Written task: Pick out every line holding the string "Corruption" and copy it.

Dataset rows:
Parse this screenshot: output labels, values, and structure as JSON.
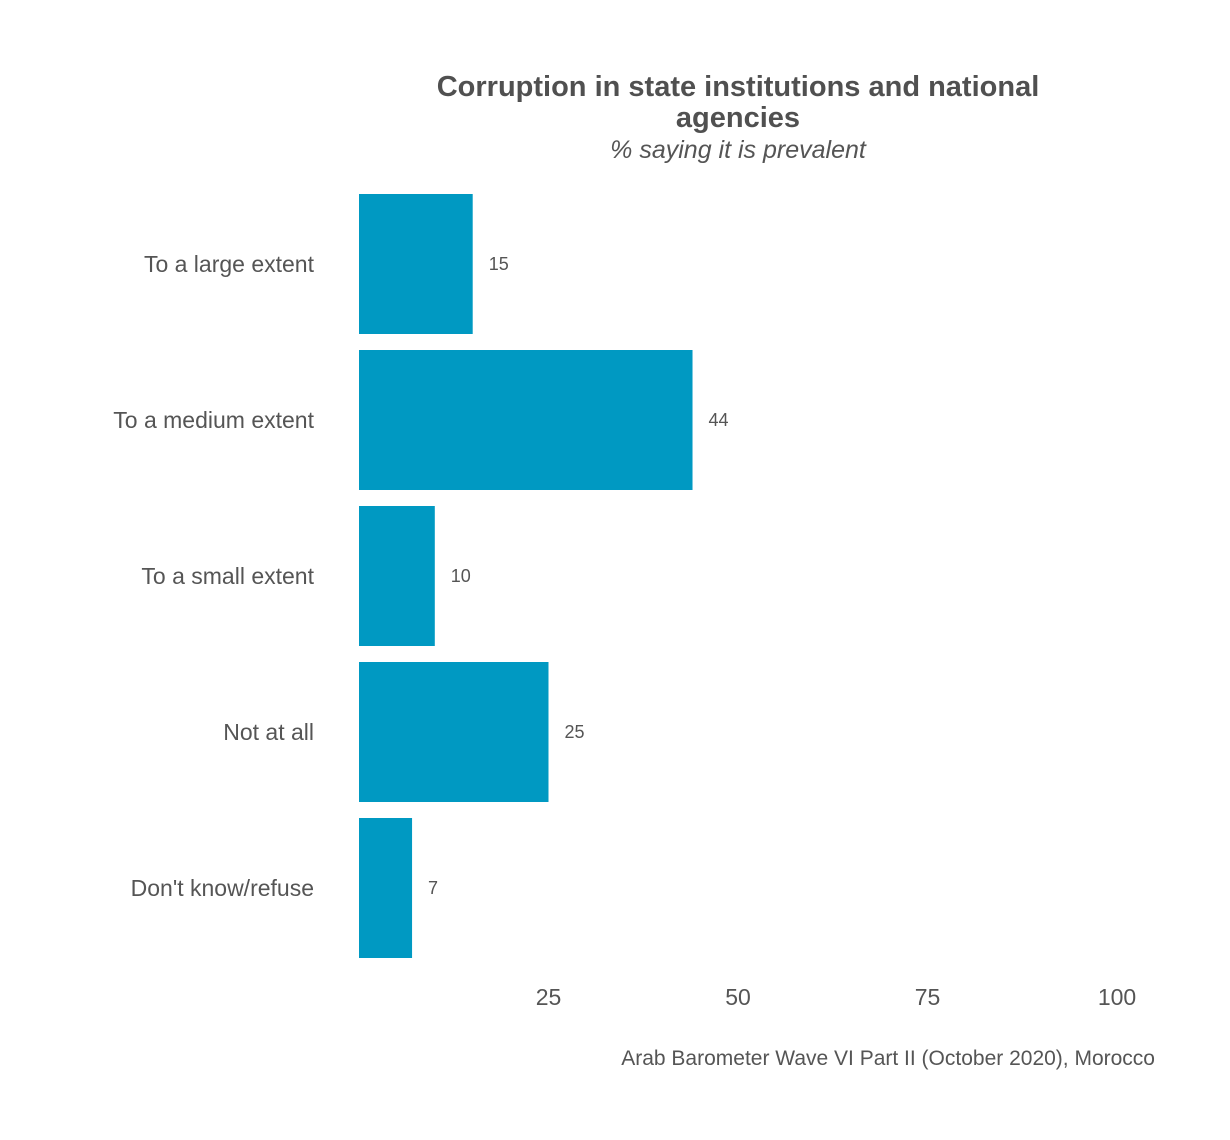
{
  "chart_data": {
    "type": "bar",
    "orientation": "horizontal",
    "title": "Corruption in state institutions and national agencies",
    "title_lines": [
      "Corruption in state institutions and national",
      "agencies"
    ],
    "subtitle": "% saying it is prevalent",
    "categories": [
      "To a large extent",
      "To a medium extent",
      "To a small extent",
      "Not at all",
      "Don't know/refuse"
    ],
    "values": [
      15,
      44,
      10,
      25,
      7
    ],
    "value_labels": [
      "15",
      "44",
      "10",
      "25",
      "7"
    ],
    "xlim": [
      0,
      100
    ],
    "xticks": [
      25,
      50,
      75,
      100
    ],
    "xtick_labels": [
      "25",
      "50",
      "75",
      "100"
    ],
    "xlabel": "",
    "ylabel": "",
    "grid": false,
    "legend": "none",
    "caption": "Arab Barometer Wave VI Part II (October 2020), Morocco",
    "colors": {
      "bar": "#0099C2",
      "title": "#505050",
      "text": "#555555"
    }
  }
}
...
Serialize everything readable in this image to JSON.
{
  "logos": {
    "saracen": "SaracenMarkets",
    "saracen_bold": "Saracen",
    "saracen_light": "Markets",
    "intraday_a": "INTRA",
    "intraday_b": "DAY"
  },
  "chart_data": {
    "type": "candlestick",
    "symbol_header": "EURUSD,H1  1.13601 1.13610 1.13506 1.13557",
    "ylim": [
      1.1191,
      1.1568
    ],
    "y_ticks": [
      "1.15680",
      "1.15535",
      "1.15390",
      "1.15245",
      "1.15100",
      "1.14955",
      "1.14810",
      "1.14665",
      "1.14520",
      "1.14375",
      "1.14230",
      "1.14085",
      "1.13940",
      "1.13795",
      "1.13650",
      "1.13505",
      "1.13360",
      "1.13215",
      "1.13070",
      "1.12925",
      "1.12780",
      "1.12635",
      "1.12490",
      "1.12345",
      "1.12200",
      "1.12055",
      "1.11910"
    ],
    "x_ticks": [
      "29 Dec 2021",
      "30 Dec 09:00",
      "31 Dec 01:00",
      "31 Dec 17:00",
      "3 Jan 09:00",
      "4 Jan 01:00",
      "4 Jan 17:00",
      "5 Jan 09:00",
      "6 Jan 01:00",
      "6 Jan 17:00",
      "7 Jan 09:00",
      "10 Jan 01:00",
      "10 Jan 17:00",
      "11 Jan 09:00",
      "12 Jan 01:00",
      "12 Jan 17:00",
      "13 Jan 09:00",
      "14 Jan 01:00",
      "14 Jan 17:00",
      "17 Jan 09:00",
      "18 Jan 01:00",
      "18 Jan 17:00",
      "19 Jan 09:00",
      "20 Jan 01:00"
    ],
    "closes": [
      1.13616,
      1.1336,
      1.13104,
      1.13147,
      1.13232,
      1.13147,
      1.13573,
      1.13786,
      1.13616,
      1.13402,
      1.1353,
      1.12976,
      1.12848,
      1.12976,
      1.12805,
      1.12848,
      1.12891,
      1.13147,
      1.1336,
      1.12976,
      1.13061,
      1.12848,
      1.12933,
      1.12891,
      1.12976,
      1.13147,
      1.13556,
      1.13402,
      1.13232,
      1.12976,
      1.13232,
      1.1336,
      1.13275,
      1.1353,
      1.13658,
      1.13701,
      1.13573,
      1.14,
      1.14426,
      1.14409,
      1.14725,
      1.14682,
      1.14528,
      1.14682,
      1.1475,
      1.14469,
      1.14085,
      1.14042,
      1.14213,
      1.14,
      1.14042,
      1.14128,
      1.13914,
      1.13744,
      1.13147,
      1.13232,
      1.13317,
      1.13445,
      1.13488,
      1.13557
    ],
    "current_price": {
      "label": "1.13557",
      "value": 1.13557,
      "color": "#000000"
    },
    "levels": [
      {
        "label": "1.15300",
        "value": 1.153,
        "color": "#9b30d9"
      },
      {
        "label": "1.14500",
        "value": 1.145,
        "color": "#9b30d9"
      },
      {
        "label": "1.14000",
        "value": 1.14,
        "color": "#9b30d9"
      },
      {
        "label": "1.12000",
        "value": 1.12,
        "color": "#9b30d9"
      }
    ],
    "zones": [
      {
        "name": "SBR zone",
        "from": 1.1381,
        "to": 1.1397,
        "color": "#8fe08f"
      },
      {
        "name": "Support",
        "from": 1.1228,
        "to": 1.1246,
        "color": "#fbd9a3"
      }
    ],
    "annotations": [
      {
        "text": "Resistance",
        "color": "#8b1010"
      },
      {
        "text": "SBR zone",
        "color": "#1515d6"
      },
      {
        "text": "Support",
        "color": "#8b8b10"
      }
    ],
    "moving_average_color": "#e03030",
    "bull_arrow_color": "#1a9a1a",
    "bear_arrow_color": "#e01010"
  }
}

Reply to the exercise:
    "title": "Corruption in state institutions and national agencies",
      "Corruption in state institutions and national",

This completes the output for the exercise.